- _Record set_
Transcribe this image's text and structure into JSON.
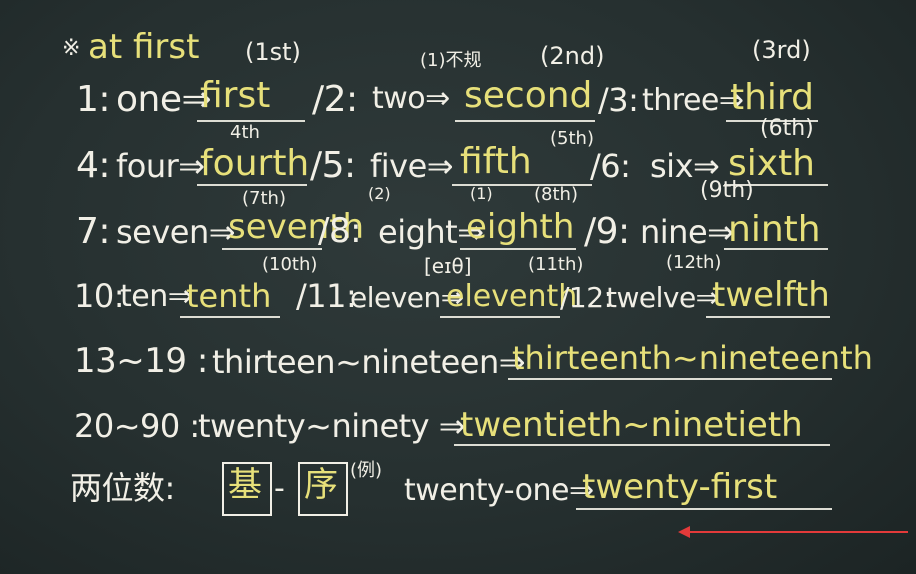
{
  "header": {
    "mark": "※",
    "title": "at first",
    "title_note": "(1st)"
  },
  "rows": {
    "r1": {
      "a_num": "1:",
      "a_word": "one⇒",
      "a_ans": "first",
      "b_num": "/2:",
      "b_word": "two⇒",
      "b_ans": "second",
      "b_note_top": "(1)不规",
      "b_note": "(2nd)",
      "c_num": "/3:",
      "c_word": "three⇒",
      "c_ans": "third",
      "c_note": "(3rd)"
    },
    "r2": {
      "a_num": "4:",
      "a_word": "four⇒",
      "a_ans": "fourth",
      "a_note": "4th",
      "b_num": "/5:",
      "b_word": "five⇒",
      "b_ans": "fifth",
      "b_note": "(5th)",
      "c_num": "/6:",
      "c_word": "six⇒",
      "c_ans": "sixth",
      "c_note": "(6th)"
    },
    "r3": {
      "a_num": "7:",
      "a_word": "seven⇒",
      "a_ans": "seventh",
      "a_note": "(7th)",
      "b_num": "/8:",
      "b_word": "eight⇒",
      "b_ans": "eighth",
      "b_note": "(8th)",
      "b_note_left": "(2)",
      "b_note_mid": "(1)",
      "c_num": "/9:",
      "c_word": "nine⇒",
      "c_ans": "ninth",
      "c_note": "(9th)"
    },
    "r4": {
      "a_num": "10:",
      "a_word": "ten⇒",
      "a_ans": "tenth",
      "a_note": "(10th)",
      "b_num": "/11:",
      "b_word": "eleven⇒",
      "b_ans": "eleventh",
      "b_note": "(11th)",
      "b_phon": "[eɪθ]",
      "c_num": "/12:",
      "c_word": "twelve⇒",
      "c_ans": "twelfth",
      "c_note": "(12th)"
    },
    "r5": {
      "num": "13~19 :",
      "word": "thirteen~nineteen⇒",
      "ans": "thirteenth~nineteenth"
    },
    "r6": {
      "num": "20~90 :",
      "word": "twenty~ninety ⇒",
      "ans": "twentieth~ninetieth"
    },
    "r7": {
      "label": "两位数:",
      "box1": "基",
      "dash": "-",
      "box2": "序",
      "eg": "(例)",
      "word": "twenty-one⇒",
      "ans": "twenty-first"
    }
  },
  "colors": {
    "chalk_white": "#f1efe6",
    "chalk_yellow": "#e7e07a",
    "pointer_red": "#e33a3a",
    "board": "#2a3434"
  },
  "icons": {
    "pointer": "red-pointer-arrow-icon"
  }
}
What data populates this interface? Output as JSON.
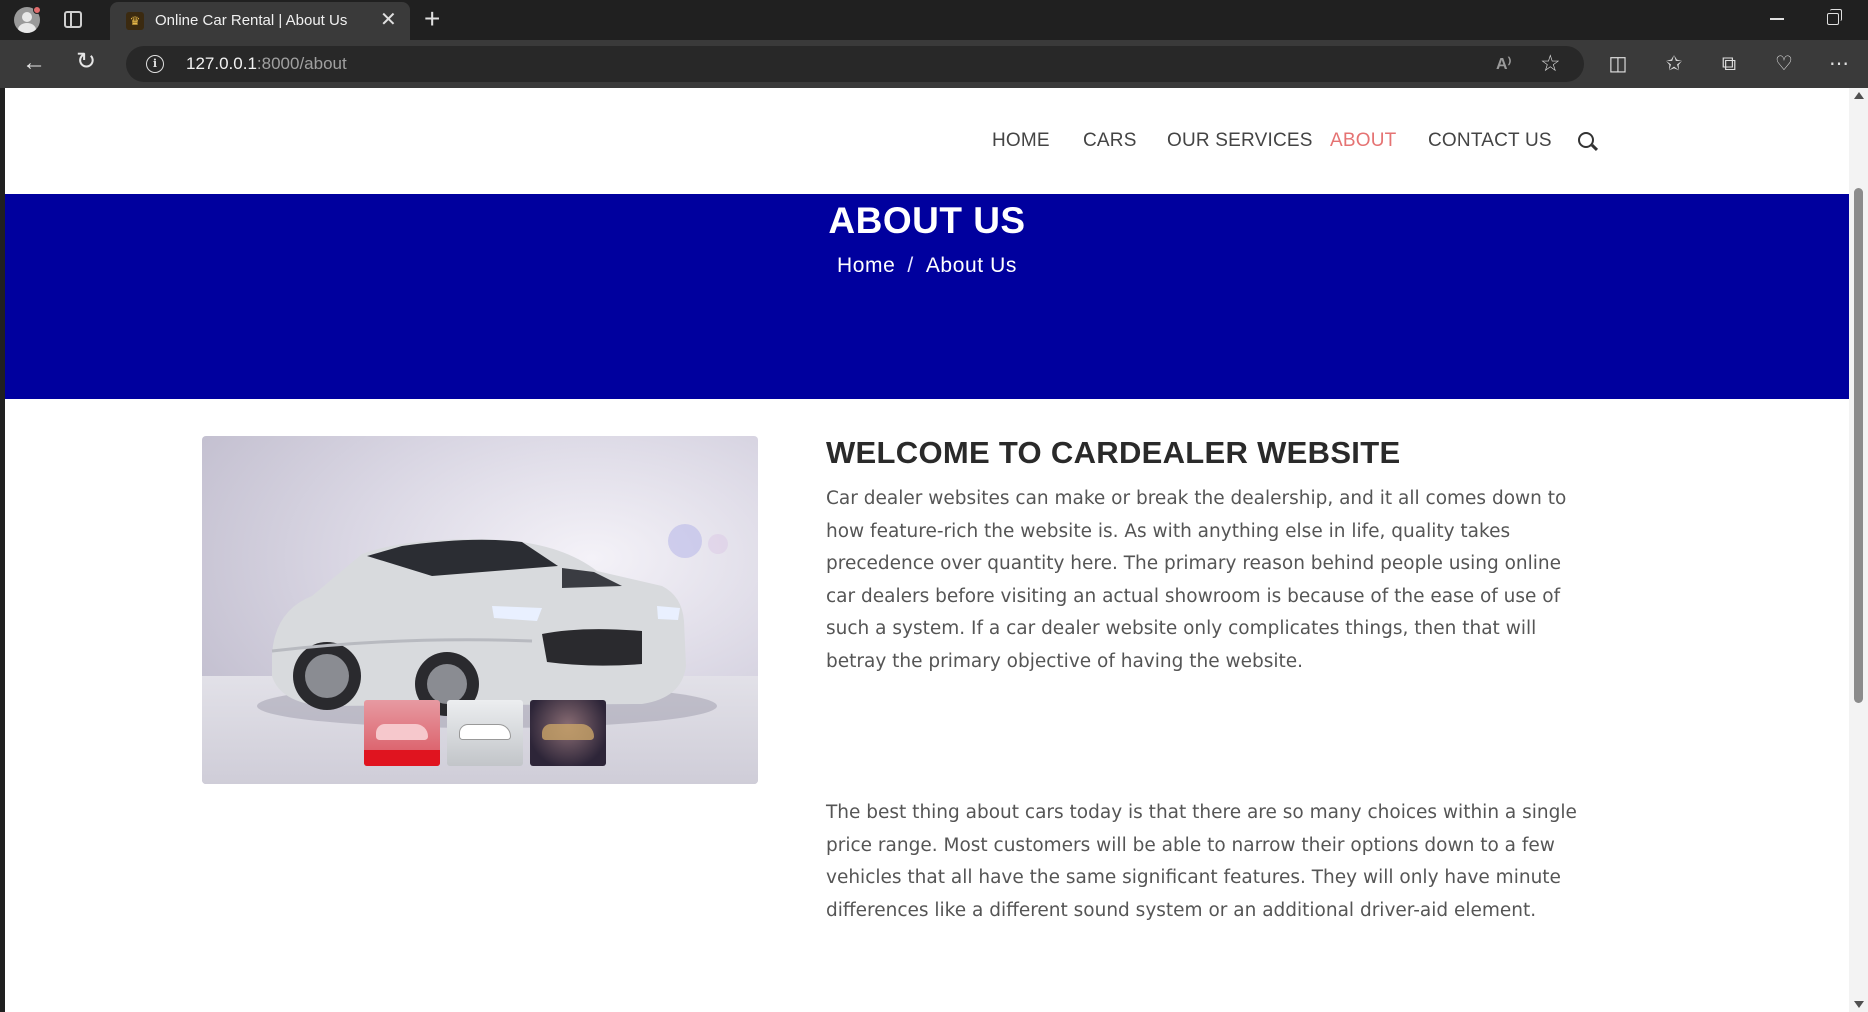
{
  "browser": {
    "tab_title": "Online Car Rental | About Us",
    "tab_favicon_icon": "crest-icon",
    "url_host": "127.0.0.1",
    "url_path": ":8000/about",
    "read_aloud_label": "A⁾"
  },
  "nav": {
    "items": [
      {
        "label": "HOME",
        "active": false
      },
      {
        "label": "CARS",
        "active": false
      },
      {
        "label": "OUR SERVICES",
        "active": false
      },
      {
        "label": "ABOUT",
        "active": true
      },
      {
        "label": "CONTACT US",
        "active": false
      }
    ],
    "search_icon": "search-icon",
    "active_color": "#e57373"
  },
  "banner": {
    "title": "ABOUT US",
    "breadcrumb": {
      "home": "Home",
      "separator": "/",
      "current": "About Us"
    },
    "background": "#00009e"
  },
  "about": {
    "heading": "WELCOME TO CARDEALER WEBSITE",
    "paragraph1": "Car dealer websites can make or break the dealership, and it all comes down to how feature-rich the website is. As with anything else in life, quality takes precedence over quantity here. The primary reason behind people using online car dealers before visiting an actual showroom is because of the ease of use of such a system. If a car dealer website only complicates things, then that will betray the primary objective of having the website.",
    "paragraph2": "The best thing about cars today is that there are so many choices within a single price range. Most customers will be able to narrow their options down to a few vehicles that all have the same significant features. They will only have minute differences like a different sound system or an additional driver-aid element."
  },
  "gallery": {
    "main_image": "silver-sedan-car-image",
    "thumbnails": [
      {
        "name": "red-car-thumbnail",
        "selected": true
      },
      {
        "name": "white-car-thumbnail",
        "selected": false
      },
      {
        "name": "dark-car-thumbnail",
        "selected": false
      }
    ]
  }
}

- _Brief_
Write the entries above out again exactly, but not the pictures.

- _Solution for this problem_
Transcribe this image's text and structure into JSON.
{
  "header": {
    "mark": "※",
    "title": "at first",
    "title_note": "(1st)"
  },
  "rows": {
    "r1": {
      "a_num": "1:",
      "a_word": "one⇒",
      "a_ans": "first",
      "b_num": "/2:",
      "b_word": "two⇒",
      "b_ans": "second",
      "b_note_top": "(1)不规",
      "b_note": "(2nd)",
      "c_num": "/3:",
      "c_word": "three⇒",
      "c_ans": "third",
      "c_note": "(3rd)"
    },
    "r2": {
      "a_num": "4:",
      "a_word": "four⇒",
      "a_ans": "fourth",
      "a_note": "4th",
      "b_num": "/5:",
      "b_word": "five⇒",
      "b_ans": "fifth",
      "b_note": "(5th)",
      "c_num": "/6:",
      "c_word": "six⇒",
      "c_ans": "sixth",
      "c_note": "(6th)"
    },
    "r3": {
      "a_num": "7:",
      "a_word": "seven⇒",
      "a_ans": "seventh",
      "a_note": "(7th)",
      "b_num": "/8:",
      "b_word": "eight⇒",
      "b_ans": "eighth",
      "b_note": "(8th)",
      "b_note_left": "(2)",
      "b_note_mid": "(1)",
      "c_num": "/9:",
      "c_word": "nine⇒",
      "c_ans": "ninth",
      "c_note": "(9th)"
    },
    "r4": {
      "a_num": "10:",
      "a_word": "ten⇒",
      "a_ans": "tenth",
      "a_note": "(10th)",
      "b_num": "/11:",
      "b_word": "eleven⇒",
      "b_ans": "eleventh",
      "b_note": "(11th)",
      "b_phon": "[eɪθ]",
      "c_num": "/12:",
      "c_word": "twelve⇒",
      "c_ans": "twelfth",
      "c_note": "(12th)"
    },
    "r5": {
      "num": "13~19 :",
      "word": "thirteen~nineteen⇒",
      "ans": "thirteenth~nineteenth"
    },
    "r6": {
      "num": "20~90 :",
      "word": "twenty~ninety ⇒",
      "ans": "twentieth~ninetieth"
    },
    "r7": {
      "label": "两位数:",
      "box1": "基",
      "dash": "-",
      "box2": "序",
      "eg": "(例)",
      "word": "twenty-one⇒",
      "ans": "twenty-first"
    }
  },
  "colors": {
    "chalk_white": "#f1efe6",
    "chalk_yellow": "#e7e07a",
    "pointer_red": "#e33a3a",
    "board": "#2a3434"
  },
  "icons": {
    "pointer": "red-pointer-arrow-icon"
  }
}
What data populates this interface? Output as JSON.
{
  "browser": {
    "tab_title": "Online Car Rental | About Us",
    "tab_favicon_icon": "crest-icon",
    "url_host": "127.0.0.1",
    "url_path": ":8000/about",
    "read_aloud_label": "A⁾"
  },
  "nav": {
    "items": [
      {
        "label": "HOME",
        "active": false
      },
      {
        "label": "CARS",
        "active": false
      },
      {
        "label": "OUR SERVICES",
        "active": false
      },
      {
        "label": "ABOUT",
        "active": true
      },
      {
        "label": "CONTACT US",
        "active": false
      }
    ],
    "search_icon": "search-icon",
    "active_color": "#e57373"
  },
  "banner": {
    "title": "ABOUT US",
    "breadcrumb": {
      "home": "Home",
      "separator": "/",
      "current": "About Us"
    },
    "background": "#00009e"
  },
  "about": {
    "heading": "WELCOME TO CARDEALER WEBSITE",
    "paragraph1": "Car dealer websites can make or break the dealership, and it all comes down to how feature-rich the website is. As with anything else in life, quality takes precedence over quantity here. The primary reason behind people using online car dealers before visiting an actual showroom is because of the ease of use of such a system. If a car dealer website only complicates things, then that will betray the primary objective of having the website.",
    "paragraph2": "The best thing about cars today is that there are so many choices within a single price range. Most customers will be able to narrow their options down to a few vehicles that all have the same significant features. They will only have minute differences like a different sound system or an additional driver-aid element."
  },
  "gallery": {
    "main_image": "silver-sedan-car-image",
    "thumbnails": [
      {
        "name": "red-car-thumbnail",
        "selected": true
      },
      {
        "name": "white-car-thumbnail",
        "selected": false
      },
      {
        "name": "dark-car-thumbnail",
        "selected": false
      }
    ]
  }
}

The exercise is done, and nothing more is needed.